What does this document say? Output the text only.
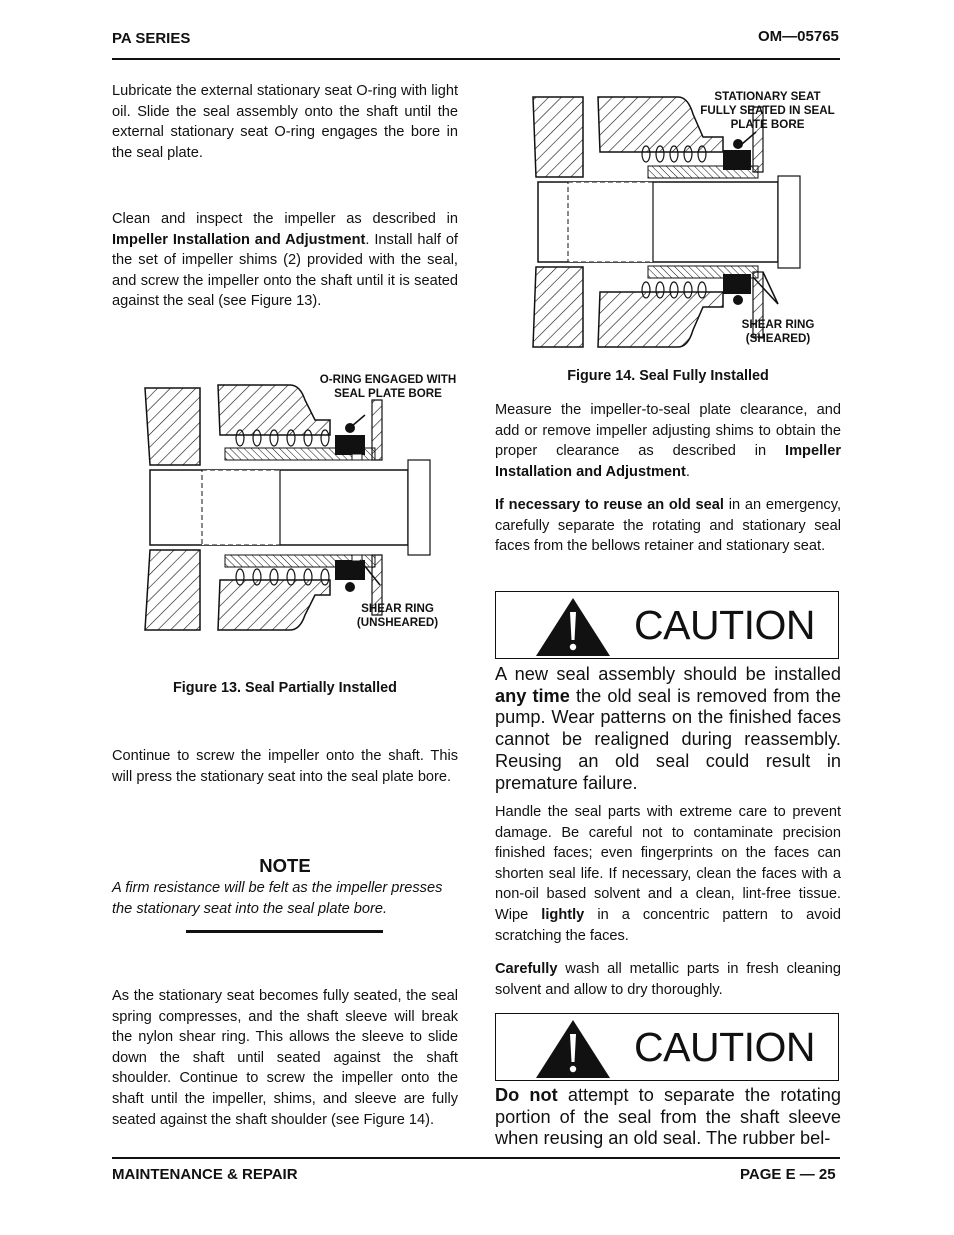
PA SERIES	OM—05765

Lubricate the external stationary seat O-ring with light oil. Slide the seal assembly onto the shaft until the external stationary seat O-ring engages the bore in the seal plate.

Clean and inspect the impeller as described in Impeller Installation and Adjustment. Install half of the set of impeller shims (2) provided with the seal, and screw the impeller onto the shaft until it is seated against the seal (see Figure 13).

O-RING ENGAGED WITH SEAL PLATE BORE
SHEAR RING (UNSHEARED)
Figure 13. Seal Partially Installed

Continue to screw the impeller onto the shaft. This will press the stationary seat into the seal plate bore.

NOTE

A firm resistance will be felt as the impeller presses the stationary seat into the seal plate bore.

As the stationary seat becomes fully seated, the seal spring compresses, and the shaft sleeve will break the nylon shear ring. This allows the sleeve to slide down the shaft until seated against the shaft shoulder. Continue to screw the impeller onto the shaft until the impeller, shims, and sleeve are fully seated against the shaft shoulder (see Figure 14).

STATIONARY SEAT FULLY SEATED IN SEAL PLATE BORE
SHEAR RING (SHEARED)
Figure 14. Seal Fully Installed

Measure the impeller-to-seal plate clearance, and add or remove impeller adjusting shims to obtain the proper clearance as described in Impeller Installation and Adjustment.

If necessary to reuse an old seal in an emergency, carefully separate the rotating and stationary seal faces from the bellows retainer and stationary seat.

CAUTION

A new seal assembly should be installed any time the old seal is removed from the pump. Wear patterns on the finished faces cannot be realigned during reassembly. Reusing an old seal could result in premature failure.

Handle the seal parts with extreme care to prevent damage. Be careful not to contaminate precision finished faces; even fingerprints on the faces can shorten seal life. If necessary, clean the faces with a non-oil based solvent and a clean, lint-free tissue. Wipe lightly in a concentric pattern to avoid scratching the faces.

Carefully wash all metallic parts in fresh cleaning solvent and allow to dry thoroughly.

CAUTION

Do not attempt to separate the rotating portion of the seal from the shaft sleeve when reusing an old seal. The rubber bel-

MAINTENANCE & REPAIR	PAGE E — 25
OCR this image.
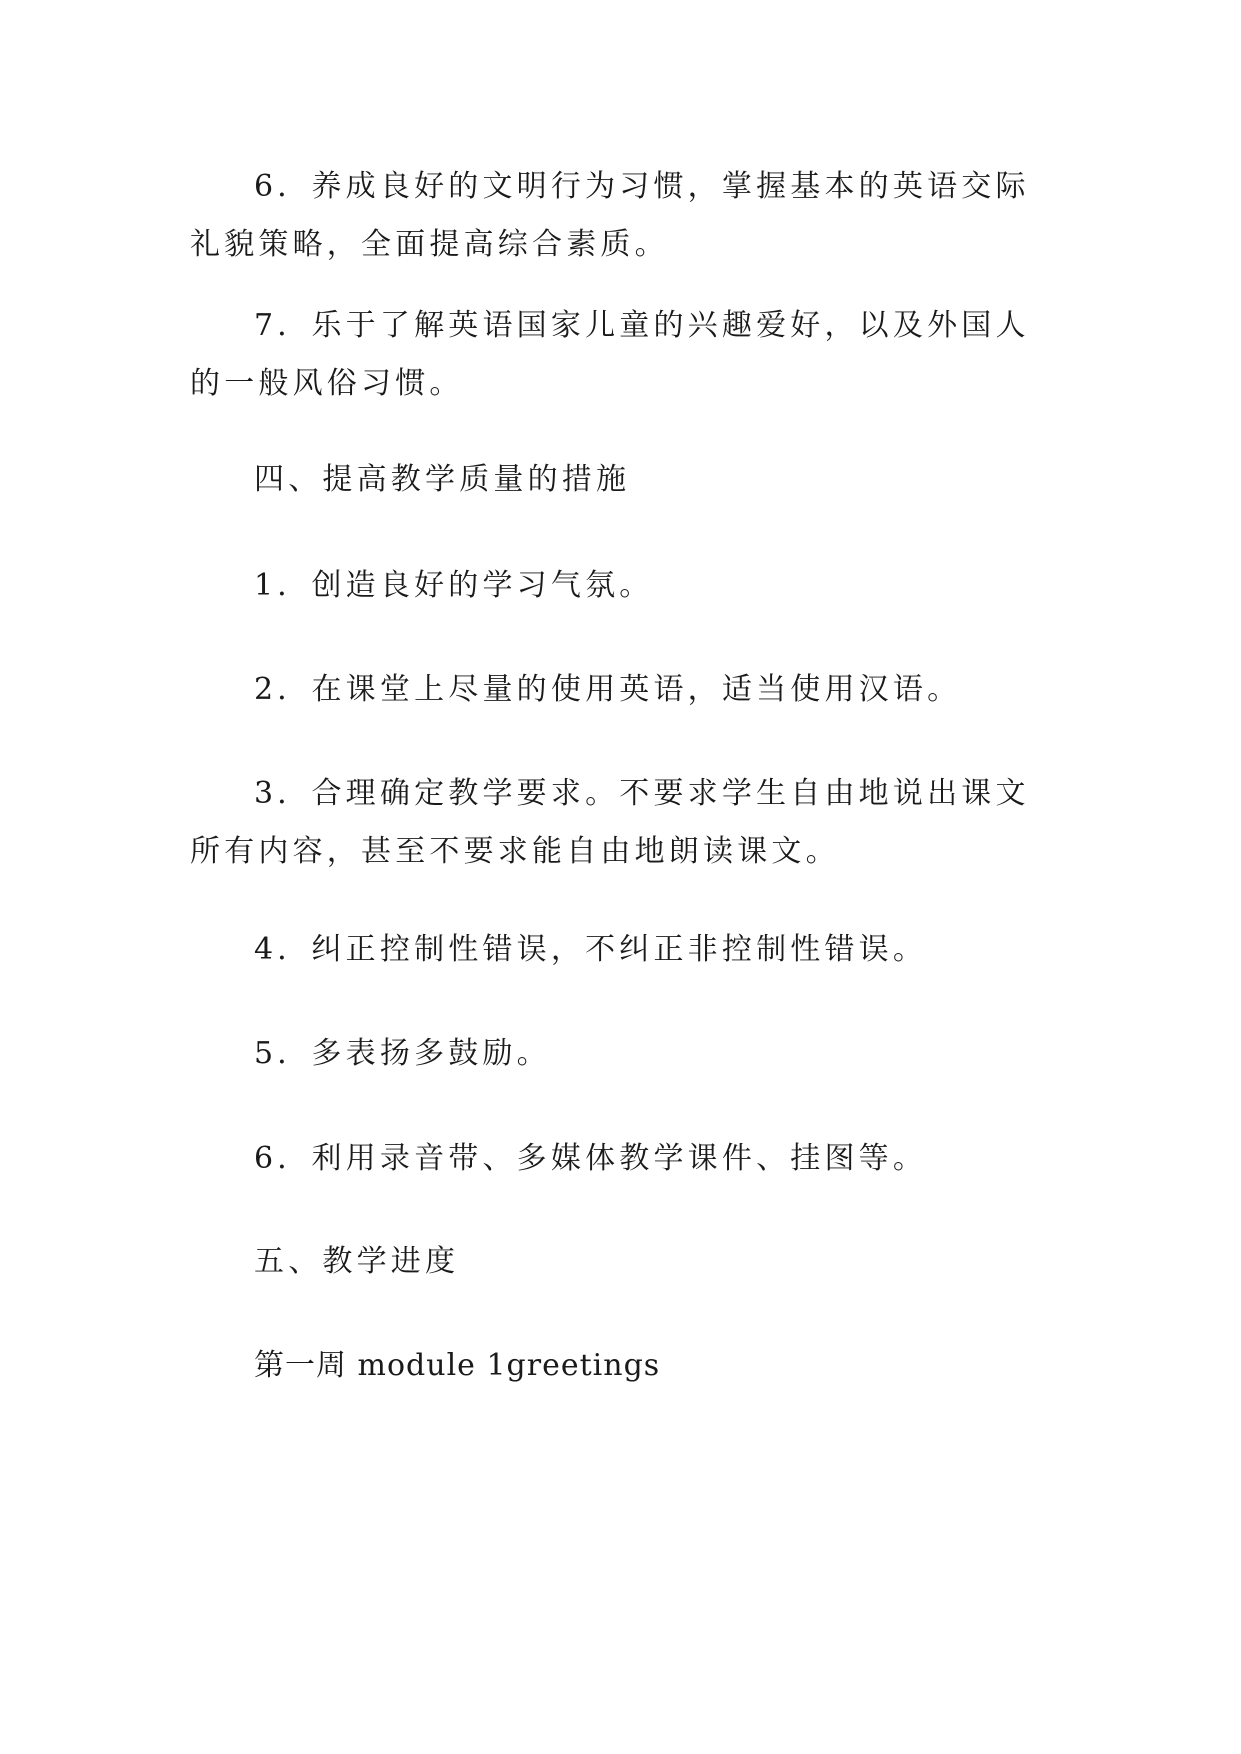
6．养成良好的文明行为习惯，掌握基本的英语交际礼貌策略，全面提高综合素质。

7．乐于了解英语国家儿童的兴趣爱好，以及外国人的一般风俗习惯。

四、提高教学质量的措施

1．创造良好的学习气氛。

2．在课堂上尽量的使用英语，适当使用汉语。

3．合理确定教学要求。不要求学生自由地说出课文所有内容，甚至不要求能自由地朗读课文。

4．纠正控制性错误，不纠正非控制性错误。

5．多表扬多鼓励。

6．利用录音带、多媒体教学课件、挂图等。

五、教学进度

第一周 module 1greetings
· · · · ·
> _Written instruction_: The records above are to be quoted exactly, with all pictures left out.

> _Written reply_:
What does this document say? Output the text only.
PA SERIES	OM—05765

Lubricate the external stationary seat O-ring with light oil. Slide the seal assembly onto the shaft until the external stationary seat O-ring engages the bore in the seal plate.

Clean and inspect the impeller as described in Impeller Installation and Adjustment. Install half of the set of impeller shims (2) provided with the seal, and screw the impeller onto the shaft until it is seated against the seal (see Figure 13).

O-RING ENGAGED WITH SEAL PLATE BORE
SHEAR RING (UNSHEARED)
Figure 13. Seal Partially Installed

Continue to screw the impeller onto the shaft. This will press the stationary seat into the seal plate bore.

NOTE

A firm resistance will be felt as the impeller presses the stationary seat into the seal plate bore.

As the stationary seat becomes fully seated, the seal spring compresses, and the shaft sleeve will break the nylon shear ring. This allows the sleeve to slide down the shaft until seated against the shaft shoulder. Continue to screw the impeller onto the shaft until the impeller, shims, and sleeve are fully seated against the shaft shoulder (see Figure 14).

STATIONARY SEAT FULLY SEATED IN SEAL PLATE BORE
SHEAR RING (SHEARED)
Figure 14. Seal Fully Installed

Measure the impeller-to-seal plate clearance, and add or remove impeller adjusting shims to obtain the proper clearance as described in Impeller Installation and Adjustment.

If necessary to reuse an old seal in an emergency, carefully separate the rotating and stationary seal faces from the bellows retainer and stationary seat.

CAUTION

A new seal assembly should be installed any time the old seal is removed from the pump. Wear patterns on the finished faces cannot be realigned during reassembly. Reusing an old seal could result in premature failure.

Handle the seal parts with extreme care to prevent damage. Be careful not to contaminate precision finished faces; even fingerprints on the faces can shorten seal life. If necessary, clean the faces with a non-oil based solvent and a clean, lint-free tissue. Wipe lightly in a concentric pattern to avoid scratching the faces.

Carefully wash all metallic parts in fresh cleaning solvent and allow to dry thoroughly.

CAUTION

Do not attempt to separate the rotating portion of the seal from the shaft sleeve when reusing an old seal. The rubber bel-

MAINTENANCE & REPAIR	PAGE E — 25
OCR this image.
6．养成良好的文明行为习惯，掌握基本的英语交际礼貌策略，全面提高综合素质。

7．乐于了解英语国家儿童的兴趣爱好，以及外国人的一般风俗习惯。

四、提高教学质量的措施

1．创造良好的学习气氛。

2．在课堂上尽量的使用英语，适当使用汉语。

3．合理确定教学要求。不要求学生自由地说出课文所有内容，甚至不要求能自由地朗读课文。

4．纠正控制性错误，不纠正非控制性错误。

5．多表扬多鼓励。

6．利用录音带、多媒体教学课件、挂图等。

五、教学进度

第一周 module 1greetings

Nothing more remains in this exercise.